Exactly how many lines have the word "understanding"? Answer with the bare number.

TASK INPUTS:
++++++

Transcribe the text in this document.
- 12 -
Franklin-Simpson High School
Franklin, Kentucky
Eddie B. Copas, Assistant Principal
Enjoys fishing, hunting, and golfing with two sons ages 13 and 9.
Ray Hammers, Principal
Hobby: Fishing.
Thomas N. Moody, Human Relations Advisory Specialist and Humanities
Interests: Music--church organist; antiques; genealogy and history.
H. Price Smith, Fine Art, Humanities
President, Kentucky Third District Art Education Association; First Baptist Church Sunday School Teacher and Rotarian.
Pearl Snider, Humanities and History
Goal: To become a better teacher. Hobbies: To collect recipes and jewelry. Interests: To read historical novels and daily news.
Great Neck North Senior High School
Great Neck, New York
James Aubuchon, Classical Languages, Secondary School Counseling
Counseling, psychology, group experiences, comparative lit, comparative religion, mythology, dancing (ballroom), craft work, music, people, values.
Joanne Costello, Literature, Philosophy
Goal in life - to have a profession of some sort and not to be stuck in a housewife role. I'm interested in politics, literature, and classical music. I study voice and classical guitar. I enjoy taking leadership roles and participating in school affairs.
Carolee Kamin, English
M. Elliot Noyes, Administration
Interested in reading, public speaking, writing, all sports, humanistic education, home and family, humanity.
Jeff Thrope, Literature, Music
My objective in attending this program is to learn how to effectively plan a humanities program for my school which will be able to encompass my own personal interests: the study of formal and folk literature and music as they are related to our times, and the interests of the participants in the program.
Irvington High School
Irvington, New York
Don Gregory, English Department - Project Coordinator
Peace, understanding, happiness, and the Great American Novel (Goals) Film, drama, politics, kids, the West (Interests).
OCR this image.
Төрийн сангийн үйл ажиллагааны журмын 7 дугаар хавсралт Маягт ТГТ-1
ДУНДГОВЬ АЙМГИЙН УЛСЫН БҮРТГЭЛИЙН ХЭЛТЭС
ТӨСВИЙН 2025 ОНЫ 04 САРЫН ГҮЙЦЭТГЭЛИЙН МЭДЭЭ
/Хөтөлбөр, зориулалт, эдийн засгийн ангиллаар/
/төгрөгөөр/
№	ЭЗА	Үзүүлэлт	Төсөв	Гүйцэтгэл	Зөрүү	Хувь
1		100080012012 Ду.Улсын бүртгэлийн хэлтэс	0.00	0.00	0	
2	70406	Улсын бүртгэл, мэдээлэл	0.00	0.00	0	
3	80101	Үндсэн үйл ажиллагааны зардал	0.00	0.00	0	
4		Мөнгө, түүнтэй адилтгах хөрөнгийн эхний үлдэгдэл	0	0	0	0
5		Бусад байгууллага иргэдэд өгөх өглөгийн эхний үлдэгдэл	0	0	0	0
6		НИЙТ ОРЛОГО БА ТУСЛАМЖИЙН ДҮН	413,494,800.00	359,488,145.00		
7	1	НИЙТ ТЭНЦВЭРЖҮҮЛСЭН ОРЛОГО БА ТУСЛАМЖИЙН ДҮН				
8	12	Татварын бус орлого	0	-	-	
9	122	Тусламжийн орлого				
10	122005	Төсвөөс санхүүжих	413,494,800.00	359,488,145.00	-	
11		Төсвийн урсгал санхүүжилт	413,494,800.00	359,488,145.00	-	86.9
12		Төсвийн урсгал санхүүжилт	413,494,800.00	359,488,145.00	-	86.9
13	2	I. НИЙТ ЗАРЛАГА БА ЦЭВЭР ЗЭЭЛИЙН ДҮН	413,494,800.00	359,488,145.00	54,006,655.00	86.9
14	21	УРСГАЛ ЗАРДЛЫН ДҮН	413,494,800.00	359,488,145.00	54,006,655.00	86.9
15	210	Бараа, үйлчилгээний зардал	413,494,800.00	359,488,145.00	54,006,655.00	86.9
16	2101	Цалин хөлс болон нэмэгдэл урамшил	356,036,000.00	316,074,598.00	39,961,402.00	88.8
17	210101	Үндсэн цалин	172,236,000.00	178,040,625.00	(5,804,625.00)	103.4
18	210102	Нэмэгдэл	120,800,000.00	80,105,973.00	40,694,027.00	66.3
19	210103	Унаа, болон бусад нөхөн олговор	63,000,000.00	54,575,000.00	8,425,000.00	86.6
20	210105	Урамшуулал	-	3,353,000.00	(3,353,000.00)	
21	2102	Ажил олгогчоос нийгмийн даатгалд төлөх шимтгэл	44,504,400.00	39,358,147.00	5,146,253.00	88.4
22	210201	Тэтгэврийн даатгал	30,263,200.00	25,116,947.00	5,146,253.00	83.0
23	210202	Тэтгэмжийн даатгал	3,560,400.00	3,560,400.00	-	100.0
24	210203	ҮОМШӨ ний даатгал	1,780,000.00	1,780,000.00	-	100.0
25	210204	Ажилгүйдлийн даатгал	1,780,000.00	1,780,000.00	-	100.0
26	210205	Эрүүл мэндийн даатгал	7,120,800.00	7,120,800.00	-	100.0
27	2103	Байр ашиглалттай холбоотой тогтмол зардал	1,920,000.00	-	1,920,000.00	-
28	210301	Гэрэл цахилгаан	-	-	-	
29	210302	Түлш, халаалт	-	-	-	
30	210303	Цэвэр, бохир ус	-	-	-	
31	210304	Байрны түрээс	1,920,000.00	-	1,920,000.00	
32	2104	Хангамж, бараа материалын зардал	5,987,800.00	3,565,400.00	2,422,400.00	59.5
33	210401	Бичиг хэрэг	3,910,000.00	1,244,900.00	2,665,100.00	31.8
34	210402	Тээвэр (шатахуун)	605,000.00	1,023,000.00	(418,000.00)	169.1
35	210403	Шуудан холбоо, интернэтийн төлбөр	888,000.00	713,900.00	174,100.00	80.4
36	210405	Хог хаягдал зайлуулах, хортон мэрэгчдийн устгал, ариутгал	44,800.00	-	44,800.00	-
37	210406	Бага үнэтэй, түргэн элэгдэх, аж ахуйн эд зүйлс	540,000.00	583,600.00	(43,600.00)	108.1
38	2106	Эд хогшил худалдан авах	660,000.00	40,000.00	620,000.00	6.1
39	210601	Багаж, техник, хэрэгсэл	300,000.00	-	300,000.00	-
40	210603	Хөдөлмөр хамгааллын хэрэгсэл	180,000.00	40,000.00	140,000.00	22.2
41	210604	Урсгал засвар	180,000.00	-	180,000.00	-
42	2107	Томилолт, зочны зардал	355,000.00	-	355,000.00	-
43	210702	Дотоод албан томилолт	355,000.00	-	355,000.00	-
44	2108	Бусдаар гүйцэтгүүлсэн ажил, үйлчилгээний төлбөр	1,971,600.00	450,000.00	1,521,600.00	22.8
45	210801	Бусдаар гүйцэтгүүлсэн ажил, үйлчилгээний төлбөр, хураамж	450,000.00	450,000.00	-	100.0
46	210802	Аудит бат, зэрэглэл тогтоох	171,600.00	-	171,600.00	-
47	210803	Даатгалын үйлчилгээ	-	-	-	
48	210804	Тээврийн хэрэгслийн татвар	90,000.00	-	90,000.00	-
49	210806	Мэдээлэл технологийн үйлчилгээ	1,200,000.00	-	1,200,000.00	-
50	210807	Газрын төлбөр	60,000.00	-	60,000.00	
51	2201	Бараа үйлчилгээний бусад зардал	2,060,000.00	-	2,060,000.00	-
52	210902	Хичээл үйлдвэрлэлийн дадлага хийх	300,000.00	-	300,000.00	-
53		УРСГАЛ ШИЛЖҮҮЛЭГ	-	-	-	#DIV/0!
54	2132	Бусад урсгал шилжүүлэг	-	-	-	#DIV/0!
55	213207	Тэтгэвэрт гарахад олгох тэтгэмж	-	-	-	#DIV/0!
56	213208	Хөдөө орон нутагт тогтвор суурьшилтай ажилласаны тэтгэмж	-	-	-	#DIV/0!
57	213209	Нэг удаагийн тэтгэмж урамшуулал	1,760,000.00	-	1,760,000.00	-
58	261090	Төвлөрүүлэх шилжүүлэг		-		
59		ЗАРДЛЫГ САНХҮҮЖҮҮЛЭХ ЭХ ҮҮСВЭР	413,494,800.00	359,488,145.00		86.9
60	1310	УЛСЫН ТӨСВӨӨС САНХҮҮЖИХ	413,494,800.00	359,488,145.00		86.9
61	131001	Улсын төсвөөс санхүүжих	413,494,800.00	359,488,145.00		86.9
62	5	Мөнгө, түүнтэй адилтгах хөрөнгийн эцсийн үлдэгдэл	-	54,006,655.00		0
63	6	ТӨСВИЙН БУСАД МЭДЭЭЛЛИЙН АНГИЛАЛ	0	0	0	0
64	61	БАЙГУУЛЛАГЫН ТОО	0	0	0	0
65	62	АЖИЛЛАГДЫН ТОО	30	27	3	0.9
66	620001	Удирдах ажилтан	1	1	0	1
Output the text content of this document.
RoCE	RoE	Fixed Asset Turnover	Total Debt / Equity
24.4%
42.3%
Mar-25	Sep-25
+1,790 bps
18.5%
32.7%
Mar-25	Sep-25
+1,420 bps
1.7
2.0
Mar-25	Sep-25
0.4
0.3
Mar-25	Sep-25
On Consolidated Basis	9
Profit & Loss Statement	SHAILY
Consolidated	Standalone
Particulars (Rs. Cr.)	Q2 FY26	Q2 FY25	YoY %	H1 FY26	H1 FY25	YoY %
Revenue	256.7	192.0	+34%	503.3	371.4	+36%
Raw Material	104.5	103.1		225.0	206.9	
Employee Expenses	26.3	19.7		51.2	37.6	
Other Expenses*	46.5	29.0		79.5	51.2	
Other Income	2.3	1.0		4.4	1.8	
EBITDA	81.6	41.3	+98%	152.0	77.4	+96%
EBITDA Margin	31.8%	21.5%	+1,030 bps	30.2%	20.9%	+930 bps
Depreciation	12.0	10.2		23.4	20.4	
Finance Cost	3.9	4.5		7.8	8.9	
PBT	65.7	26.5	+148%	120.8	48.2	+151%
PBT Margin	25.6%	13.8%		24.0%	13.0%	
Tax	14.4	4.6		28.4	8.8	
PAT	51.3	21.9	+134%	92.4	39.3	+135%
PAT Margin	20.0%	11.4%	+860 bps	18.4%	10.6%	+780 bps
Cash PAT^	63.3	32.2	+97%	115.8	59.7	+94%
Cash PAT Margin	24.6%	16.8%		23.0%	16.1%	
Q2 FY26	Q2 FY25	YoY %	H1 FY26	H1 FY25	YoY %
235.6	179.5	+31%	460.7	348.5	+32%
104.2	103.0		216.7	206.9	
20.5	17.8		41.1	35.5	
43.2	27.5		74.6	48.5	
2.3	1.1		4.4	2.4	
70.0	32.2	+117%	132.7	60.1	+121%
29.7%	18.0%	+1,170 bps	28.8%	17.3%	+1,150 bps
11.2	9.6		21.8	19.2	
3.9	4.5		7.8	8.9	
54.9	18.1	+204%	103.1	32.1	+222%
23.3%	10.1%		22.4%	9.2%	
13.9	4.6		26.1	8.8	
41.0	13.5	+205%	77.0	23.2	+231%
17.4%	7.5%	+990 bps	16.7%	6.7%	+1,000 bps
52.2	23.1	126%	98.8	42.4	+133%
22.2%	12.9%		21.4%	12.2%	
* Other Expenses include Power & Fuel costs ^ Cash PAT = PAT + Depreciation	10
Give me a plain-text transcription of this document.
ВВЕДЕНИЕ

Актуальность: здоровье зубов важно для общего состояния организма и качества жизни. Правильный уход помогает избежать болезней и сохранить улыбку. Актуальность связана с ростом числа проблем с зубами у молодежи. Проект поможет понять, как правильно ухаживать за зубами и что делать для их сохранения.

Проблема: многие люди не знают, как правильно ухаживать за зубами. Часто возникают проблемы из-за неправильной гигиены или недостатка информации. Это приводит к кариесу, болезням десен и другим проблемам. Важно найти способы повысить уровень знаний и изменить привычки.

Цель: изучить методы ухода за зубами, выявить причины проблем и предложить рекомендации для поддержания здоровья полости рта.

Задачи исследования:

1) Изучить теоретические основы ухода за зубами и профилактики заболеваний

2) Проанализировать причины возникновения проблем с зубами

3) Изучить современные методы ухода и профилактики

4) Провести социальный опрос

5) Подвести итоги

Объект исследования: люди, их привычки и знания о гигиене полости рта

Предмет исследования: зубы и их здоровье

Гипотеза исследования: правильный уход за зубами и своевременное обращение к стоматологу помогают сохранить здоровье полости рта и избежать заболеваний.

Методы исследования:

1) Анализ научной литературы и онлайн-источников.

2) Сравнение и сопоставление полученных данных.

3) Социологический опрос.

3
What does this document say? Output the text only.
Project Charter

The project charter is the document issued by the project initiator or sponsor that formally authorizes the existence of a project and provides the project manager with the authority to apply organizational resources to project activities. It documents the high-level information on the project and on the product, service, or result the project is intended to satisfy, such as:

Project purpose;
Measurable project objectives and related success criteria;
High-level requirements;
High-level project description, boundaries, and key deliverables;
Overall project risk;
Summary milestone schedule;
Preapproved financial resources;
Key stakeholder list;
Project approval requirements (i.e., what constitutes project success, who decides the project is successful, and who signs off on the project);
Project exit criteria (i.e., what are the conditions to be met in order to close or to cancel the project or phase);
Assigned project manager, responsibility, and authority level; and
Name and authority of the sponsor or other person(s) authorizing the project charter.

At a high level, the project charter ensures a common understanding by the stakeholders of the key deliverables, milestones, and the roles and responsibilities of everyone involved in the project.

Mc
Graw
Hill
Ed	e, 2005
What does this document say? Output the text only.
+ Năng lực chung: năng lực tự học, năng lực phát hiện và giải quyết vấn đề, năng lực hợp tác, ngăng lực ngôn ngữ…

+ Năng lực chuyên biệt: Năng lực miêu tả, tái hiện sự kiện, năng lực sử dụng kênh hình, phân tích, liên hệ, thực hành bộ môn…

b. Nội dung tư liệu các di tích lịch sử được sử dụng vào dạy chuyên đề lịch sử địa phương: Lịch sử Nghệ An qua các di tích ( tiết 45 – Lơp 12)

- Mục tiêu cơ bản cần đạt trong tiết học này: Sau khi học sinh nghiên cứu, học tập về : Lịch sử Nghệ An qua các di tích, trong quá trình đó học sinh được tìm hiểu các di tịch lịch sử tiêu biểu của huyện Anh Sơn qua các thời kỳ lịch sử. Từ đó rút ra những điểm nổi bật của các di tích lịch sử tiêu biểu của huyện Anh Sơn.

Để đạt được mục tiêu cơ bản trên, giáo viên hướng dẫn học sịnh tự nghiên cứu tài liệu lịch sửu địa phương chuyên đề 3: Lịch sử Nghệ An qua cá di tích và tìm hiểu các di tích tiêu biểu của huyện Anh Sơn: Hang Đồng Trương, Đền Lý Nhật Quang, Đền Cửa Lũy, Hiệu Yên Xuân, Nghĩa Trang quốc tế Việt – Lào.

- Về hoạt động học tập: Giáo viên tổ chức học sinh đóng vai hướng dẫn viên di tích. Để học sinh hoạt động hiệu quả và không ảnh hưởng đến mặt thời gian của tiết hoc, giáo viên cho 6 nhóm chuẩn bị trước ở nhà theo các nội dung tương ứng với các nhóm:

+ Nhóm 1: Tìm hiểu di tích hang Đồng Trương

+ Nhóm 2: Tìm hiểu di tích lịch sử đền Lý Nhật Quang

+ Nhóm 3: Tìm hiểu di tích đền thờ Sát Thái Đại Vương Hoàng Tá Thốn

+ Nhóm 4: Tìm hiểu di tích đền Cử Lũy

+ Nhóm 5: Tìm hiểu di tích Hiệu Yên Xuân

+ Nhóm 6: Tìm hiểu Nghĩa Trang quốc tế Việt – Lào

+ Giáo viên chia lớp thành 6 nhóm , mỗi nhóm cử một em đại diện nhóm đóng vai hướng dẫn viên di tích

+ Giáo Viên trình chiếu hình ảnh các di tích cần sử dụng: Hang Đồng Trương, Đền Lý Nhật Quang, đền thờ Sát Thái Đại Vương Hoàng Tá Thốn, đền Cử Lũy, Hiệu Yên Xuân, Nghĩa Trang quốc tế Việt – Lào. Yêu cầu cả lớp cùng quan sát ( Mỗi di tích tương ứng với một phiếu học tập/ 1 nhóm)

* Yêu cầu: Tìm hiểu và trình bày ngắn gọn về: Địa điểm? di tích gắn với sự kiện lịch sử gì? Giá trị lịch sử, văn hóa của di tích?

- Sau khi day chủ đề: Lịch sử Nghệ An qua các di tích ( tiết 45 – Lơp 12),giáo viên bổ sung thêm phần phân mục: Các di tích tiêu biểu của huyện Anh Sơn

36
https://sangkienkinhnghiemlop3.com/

++++++

FINAL RESULT:
2